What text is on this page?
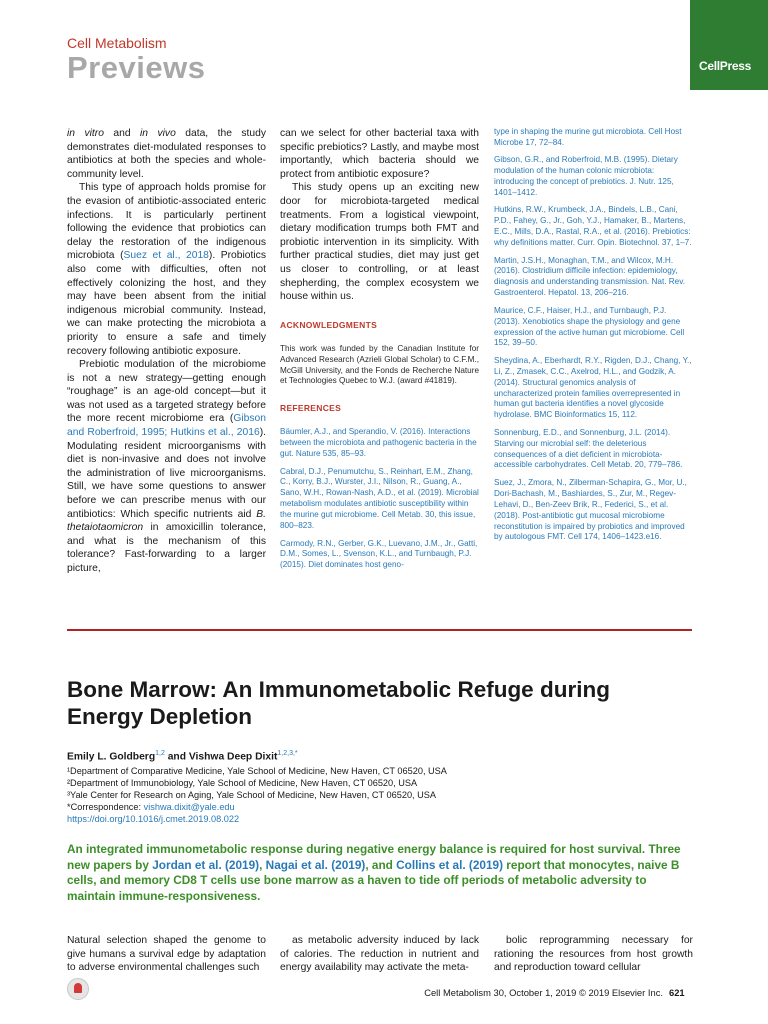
Cell Metabolism
Previews	CellPress

in vitro and in vivo data, the study demonstrates diet-modulated responses to antibiotics at both the species and whole-community level.

This type of approach holds promise for the evasion of antibiotic-associated enteric infections. It is particularly pertinent following the evidence that probiotics can delay the restoration of the indigenous microbiota (Suez et al., 2018). Probiotics also come with difficulties, often not effectively colonizing the host, and they may have been absent from the initial indigenous microbial community. Instead, we can make protecting the microbiota a priority to ensure a safe and timely recovery following antibiotic exposure.

Prebiotic modulation of the microbiome is not a new strategy—getting enough “roughage” is an age-old concept—but it was not used as a targeted strategy before the more recent microbiome era (Gibson and Roberfroid, 1995; Hutkins et al., 2016). Modulating resident microorganisms with diet is non-invasive and does not involve the administration of live microorganisms. Still, we have some questions to answer before we can prescribe menus with our antibiotics: Which specific nutrients aid B. thetaiotaomicron in amoxicillin tolerance, and what is the mechanism of this tolerance? Fast-forwarding to a larger picture,

can we select for other bacterial taxa with specific prebiotics? Lastly, and maybe most importantly, which bacteria should we protect from antibiotic exposure?

This study opens up an exciting new door for microbiota-targeted medical treatments. From a logistical viewpoint, dietary modification trumps both FMT and probiotic intervention in its simplicity. With further practical studies, diet may just get us closer to controlling, or at least shepherding, the complex ecosystem we house within us.

ACKNOWLEDGMENTS

This work was funded by the Canadian Institute for Advanced Research (Azrieli Global Scholar) to C.F.M., McGill University, and the Fonds de Recherche Nature et Technologies Quebec to W.J. (award #41819).

REFERENCES

Bäumler, A.J., and Sperandio, V. (2016). Interactions between the microbiota and pathogenic bacteria in the gut. Nature 535, 85–93.

Cabral, D.J., Penumutchu, S., Reinhart, E.M., Zhang, C., Korry, B.J., Wurster, J.I., Nilson, R., Guang, A., Sano, W.H., Rowan-Nash, A.D., et al. (2019). Microbial metabolism modulates antibiotic susceptibility within the murine gut microbiome. Cell Metab. 30, this issue, 800–823.

Carmody, R.N., Gerber, G.K., Luevano, J.M., Jr., Gatti, D.M., Somes, L., Svenson, K.L., and Turnbaugh, P.J. (2015). Diet dominates host geno-

type in shaping the murine gut microbiota. Cell Host Microbe 17, 72–84.

Gibson, G.R., and Roberfroid, M.B. (1995). Dietary modulation of the human colonic microbiota: introducing the concept of prebiotics. J. Nutr. 125, 1401–1412.

Hutkins, R.W., Krumbeck, J.A., Bindels, L.B., Cani, P.D., Fahey, G., Jr., Goh, Y.J., Hamaker, B., Martens, E.C., Mills, D.A., Rastal, R.A., et al. (2016). Prebiotics: why definitions matter. Curr. Opin. Biotechnol. 37, 1–7.

Martin, J.S.H., Monaghan, T.M., and Wilcox, M.H. (2016). Clostridium difficile infection: epidemiology, diagnosis and understanding transmission. Nat. Rev. Gastroenterol. Hepatol. 13, 206–216.

Maurice, C.F., Haiser, H.J., and Turnbaugh, P.J. (2013). Xenobiotics shape the physiology and gene expression of the active human gut microbiome. Cell 152, 39–50.

Sheydina, A., Eberhardt, R.Y., Rigden, D.J., Chang, Y., Li, Z., Zmasek, C.C., Axelrod, H.L., and Godzik, A. (2014). Structural genomics analysis of uncharacterized protein families overrepresented in human gut bacteria identifies a novel glycoside hydrolase. BMC Bioinformatics 15, 112.

Sonnenburg, E.D., and Sonnenburg, J.L. (2014). Starving our microbial self: the deleterious consequences of a diet deficient in microbiota-accessible carbohydrates. Cell Metab. 20, 779–786.

Suez, J., Zmora, N., Zilberman-Schapira, G., Mor, U., Dori-Bachash, M., Bashiardes, S., Zur, M., Regev-Lehavi, D., Ben-Zeev Brik, R., Federici, S., et al. (2018). Post-antibiotic gut mucosal microbiome reconstitution is impaired by probiotics and improved by autologous FMT. Cell 174, 1406–1423.e16.

Bone Marrow: An Immunometabolic Refuge during Energy Depletion
Emily L. Goldberg$^{1,2}$ and Vishwa Deep Dixit$^{1,2,3,*}$
¹Department of Comparative Medicine, Yale School of Medicine, New Haven, CT 06520, USA
²Department of Immunobiology, Yale School of Medicine, New Haven, CT 06520, USA
³Yale Center for Research on Aging, Yale School of Medicine, New Haven, CT 06520, USA
*Correspondence: vishwa.dixit@yale.edu
https://doi.org/10.1016/j.cmet.2019.08.022

An integrated immunometabolic response during negative energy balance is required for host survival. Three new papers by Jordan et al. (2019), Nagai et al. (2019), and Collins et al. (2019) report that monocytes, naive B cells, and memory CD8 T cells use bone marrow as a haven to tide off periods of metabolic adversity to maintain immune-responsiveness.

Natural selection shaped the genome to give humans a survival edge by adaptation to adverse environmental challenges such

as metabolic adversity induced by lack of calories. The reduction in nutrient and energy availability may activate the meta-

bolic reprogramming necessary for rationing the resources from host growth and reproduction toward cellular

Cell Metabolism 30, October 1, 2019 © 2019 Elsevier Inc. 621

== EXERCISE DETAILS ==
Extract each line from the listing that holds the word "Nature".

== REPLY TO THE TASK ==
This work was funded by the Canadian Institute for Advanced Research (Azrieli Global Scholar) to C.F.M., McGill University, and the Fonds de Recherche Nature et Technologies Quebec to W.J. (award #41819).
Bäumler, A.J., and Sperandio, V. (2016). Interactions between the microbiota and pathogenic bacteria in the gut. Nature 535, 85–93.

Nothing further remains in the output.